> _PROBLEM TO WORK ON_: The records are to be restated in their entirety, word for word.

> _DATASET CONTENT_:
####

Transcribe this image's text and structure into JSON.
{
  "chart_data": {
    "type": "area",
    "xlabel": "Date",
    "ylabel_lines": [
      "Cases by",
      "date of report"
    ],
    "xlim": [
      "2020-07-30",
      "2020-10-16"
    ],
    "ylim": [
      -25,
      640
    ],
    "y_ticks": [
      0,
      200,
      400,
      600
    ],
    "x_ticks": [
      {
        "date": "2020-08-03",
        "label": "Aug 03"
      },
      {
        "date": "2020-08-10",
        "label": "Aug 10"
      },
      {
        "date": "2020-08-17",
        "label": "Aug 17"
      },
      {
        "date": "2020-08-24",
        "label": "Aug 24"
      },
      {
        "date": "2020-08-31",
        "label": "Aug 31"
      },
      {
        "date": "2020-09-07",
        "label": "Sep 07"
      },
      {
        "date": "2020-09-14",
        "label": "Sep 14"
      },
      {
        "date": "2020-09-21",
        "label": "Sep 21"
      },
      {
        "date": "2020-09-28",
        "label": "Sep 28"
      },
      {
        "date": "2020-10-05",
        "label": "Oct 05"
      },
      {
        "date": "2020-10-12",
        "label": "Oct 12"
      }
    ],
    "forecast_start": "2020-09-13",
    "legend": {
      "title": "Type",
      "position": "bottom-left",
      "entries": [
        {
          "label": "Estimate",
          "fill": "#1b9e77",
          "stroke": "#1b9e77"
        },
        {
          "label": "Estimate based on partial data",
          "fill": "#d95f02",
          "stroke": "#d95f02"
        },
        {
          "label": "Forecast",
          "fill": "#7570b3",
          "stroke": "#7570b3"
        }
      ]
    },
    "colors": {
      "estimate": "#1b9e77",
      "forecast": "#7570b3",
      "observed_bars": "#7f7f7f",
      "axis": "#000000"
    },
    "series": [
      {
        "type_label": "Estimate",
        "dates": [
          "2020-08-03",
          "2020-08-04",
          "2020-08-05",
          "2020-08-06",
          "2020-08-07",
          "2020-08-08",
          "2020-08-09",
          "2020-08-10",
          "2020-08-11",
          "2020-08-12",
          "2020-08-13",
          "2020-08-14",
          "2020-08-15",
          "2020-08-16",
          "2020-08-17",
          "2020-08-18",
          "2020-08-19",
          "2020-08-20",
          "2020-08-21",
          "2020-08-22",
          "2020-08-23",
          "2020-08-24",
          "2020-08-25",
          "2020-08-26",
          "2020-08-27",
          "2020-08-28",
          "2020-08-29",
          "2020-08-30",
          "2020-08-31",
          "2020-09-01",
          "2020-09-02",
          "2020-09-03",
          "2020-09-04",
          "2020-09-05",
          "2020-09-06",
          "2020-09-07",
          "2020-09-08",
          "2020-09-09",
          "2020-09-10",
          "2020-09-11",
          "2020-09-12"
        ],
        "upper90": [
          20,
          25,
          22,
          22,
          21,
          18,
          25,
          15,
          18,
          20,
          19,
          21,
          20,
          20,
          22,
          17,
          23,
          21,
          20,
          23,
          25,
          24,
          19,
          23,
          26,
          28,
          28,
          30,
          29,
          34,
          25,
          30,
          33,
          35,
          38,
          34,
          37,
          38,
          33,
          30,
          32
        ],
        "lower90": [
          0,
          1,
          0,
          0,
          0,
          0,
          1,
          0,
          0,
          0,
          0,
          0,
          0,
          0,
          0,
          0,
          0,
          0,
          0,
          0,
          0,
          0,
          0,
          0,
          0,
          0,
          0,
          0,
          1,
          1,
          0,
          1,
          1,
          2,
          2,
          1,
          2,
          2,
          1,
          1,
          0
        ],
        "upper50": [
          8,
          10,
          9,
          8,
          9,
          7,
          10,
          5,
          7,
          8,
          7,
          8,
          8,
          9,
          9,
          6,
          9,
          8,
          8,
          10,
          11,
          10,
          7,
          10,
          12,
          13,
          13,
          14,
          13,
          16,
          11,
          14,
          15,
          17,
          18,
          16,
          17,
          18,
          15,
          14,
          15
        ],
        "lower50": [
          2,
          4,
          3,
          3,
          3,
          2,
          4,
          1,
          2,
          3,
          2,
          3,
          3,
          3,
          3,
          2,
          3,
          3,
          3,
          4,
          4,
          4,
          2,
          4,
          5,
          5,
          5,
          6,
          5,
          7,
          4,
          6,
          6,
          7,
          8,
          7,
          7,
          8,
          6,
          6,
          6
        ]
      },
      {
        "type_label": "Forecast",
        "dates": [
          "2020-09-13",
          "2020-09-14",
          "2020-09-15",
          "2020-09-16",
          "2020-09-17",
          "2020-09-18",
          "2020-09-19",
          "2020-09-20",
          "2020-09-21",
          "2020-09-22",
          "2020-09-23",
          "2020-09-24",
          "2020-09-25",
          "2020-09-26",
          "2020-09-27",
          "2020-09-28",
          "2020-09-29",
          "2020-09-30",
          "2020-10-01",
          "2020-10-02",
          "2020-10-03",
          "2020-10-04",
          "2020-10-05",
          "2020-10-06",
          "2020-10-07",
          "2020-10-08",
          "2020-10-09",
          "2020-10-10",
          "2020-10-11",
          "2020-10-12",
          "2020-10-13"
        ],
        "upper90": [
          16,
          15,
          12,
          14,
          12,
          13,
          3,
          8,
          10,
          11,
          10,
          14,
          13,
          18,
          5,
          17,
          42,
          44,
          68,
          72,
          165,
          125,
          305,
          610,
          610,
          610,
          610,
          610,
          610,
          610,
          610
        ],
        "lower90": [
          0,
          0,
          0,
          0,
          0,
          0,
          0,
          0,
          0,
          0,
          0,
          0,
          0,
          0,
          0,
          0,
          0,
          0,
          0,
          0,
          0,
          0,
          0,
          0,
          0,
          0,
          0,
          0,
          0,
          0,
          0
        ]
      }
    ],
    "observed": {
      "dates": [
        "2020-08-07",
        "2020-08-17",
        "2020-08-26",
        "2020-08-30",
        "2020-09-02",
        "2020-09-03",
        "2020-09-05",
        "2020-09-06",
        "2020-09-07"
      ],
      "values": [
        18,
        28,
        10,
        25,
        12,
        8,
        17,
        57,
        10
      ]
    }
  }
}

####

> _SOLUTION TO THIS TASK_:
Transcribe this image's text and structure into JSON.
{
  "chart_data": {
    "type": "area",
    "xlabel": "Date",
    "ylabel_lines": [
      "Cases by",
      "date of report"
    ],
    "xlim": [
      "2020-07-30",
      "2020-10-16"
    ],
    "ylim": [
      -25,
      640
    ],
    "y_ticks": [
      0,
      200,
      400,
      600
    ],
    "x_ticks": [
      {
        "date": "2020-08-03",
        "label": "Aug 03"
      },
      {
        "date": "2020-08-10",
        "label": "Aug 10"
      },
      {
        "date": "2020-08-17",
        "label": "Aug 17"
      },
      {
        "date": "2020-08-24",
        "label": "Aug 24"
      },
      {
        "date": "2020-08-31",
        "label": "Aug 31"
      },
      {
        "date": "2020-09-07",
        "label": "Sep 07"
      },
      {
        "date": "2020-09-14",
        "label": "Sep 14"
      },
      {
        "date": "2020-09-21",
        "label": "Sep 21"
      },
      {
        "date": "2020-09-28",
        "label": "Sep 28"
      },
      {
        "date": "2020-10-05",
        "label": "Oct 05"
      },
      {
        "date": "2020-10-12",
        "label": "Oct 12"
      }
    ],
    "forecast_start": "2020-09-13",
    "legend": {
      "title": "Type",
      "position": "bottom-left",
      "entries": [
        {
          "label": "Estimate",
          "fill": "#1b9e77",
          "stroke": "#1b9e77"
        },
        {
          "label": "Estimate based on partial data",
          "fill": "#d95f02",
          "stroke": "#d95f02"
        },
        {
          "label": "Forecast",
          "fill": "#7570b3",
          "stroke": "#7570b3"
        }
      ]
    },
    "colors": {
      "estimate": "#1b9e77",
      "forecast": "#7570b3",
      "observed_bars": "#7f7f7f",
      "axis": "#000000"
    },
    "series": [
      {
        "type_label": "Estimate",
        "dates": [
          "2020-08-03",
          "2020-08-04",
          "2020-08-05",
          "2020-08-06",
          "2020-08-07",
          "2020-08-08",
          "2020-08-09",
          "2020-08-10",
          "2020-08-11",
          "2020-08-12",
          "2020-08-13",
          "2020-08-14",
          "2020-08-15",
          "2020-08-16",
          "2020-08-17",
          "2020-08-18",
          "2020-08-19",
          "2020-08-20",
          "2020-08-21",
          "2020-08-22",
          "2020-08-23",
          "2020-08-24",
          "2020-08-25",
          "2020-08-26",
          "2020-08-27",
          "2020-08-28",
          "2020-08-29",
          "2020-08-30",
          "2020-08-31",
          "2020-09-01",
          "2020-09-02",
          "2020-09-03",
          "2020-09-04",
          "2020-09-05",
          "2020-09-06",
          "2020-09-07",
          "2020-09-08",
          "2020-09-09",
          "2020-09-10",
          "2020-09-11",
          "2020-09-12"
        ],
        "upper90": [
          20,
          25,
          22,
          22,
          21,
          18,
          25,
          15,
          18,
          20,
          19,
          21,
          20,
          20,
          22,
          17,
          23,
          21,
          20,
          23,
          25,
          24,
          19,
          23,
          26,
          28,
          28,
          30,
          29,
          34,
          25,
          30,
          33,
          35,
          38,
          34,
          37,
          38,
          33,
          30,
          32
        ],
        "lower90": [
          0,
          1,
          0,
          0,
          0,
          0,
          1,
          0,
          0,
          0,
          0,
          0,
          0,
          0,
          0,
          0,
          0,
          0,
          0,
          0,
          0,
          0,
          0,
          0,
          0,
          0,
          0,
          0,
          1,
          1,
          0,
          1,
          1,
          2,
          2,
          1,
          2,
          2,
          1,
          1,
          0
        ],
        "upper50": [
          8,
          10,
          9,
          8,
          9,
          7,
          10,
          5,
          7,
          8,
          7,
          8,
          8,
          9,
          9,
          6,
          9,
          8,
          8,
          10,
          11,
          10,
          7,
          10,
          12,
          13,
          13,
          14,
          13,
          16,
          11,
          14,
          15,
          17,
          18,
          16,
          17,
          18,
          15,
          14,
          15
        ],
        "lower50": [
          2,
          4,
          3,
          3,
          3,
          2,
          4,
          1,
          2,
          3,
          2,
          3,
          3,
          3,
          3,
          2,
          3,
          3,
          3,
          4,
          4,
          4,
          2,
          4,
          5,
          5,
          5,
          6,
          5,
          7,
          4,
          6,
          6,
          7,
          8,
          7,
          7,
          8,
          6,
          6,
          6
        ]
      },
      {
        "type_label": "Forecast",
        "dates": [
          "2020-09-13",
          "2020-09-14",
          "2020-09-15",
          "2020-09-16",
          "2020-09-17",
          "2020-09-18",
          "2020-09-19",
          "2020-09-20",
          "2020-09-21",
          "2020-09-22",
          "2020-09-23",
          "2020-09-24",
          "2020-09-25",
          "2020-09-26",
          "2020-09-27",
          "2020-09-28",
          "2020-09-29",
          "2020-09-30",
          "2020-10-01",
          "2020-10-02",
          "2020-10-03",
          "2020-10-04",
          "2020-10-05",
          "2020-10-06",
          "2020-10-07",
          "2020-10-08",
          "2020-10-09",
          "2020-10-10",
          "2020-10-11",
          "2020-10-12",
          "2020-10-13"
        ],
        "upper90": [
          16,
          15,
          12,
          14,
          12,
          13,
          3,
          8,
          10,
          11,
          10,
          14,
          13,
          18,
          5,
          17,
          42,
          44,
          68,
          72,
          165,
          125,
          305,
          610,
          610,
          610,
          610,
          610,
          610,
          610,
          610
        ],
        "lower90": [
          0,
          0,
          0,
          0,
          0,
          0,
          0,
          0,
          0,
          0,
          0,
          0,
          0,
          0,
          0,
          0,
          0,
          0,
          0,
          0,
          0,
          0,
          0,
          0,
          0,
          0,
          0,
          0,
          0,
          0,
          0
        ]
      }
    ],
    "observed": {
      "dates": [
        "2020-08-07",
        "2020-08-17",
        "2020-08-26",
        "2020-08-30",
        "2020-09-02",
        "2020-09-03",
        "2020-09-05",
        "2020-09-06",
        "2020-09-07"
      ],
      "values": [
        18,
        28,
        10,
        25,
        12,
        8,
        17,
        57,
        10
      ]
    }
  }
}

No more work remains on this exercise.